### Objective
Search the material below for the word "Efficiency" and copy every line in which it occurs.

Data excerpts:

* * * * * * * * *

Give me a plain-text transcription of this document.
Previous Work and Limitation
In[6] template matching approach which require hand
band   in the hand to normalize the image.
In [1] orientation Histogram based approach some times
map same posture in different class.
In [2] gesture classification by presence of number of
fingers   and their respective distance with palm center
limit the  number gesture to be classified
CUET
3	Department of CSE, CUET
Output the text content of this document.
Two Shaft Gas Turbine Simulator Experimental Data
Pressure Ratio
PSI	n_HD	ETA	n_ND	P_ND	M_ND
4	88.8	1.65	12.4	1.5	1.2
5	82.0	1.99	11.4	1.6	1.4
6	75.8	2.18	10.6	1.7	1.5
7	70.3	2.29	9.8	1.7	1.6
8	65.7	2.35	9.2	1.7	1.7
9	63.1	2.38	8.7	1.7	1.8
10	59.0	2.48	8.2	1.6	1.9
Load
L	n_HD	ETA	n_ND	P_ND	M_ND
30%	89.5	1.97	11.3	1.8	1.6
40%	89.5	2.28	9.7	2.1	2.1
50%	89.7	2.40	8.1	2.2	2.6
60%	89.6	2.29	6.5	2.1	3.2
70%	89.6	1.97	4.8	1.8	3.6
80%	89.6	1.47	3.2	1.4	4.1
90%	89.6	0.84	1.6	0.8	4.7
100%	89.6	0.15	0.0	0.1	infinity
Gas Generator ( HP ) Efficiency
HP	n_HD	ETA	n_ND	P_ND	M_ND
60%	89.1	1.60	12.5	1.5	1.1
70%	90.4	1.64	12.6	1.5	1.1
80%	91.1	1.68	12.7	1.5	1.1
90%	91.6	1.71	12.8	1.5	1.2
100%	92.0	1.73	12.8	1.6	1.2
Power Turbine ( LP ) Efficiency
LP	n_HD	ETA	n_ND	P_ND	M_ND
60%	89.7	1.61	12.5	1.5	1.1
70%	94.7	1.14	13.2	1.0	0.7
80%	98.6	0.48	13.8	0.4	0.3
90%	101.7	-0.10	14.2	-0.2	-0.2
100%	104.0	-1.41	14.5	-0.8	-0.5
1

* * * * * * * * *

### Solution
Gas Generator ( HP ) Efficiency
Power Turbine ( LP ) Efficiency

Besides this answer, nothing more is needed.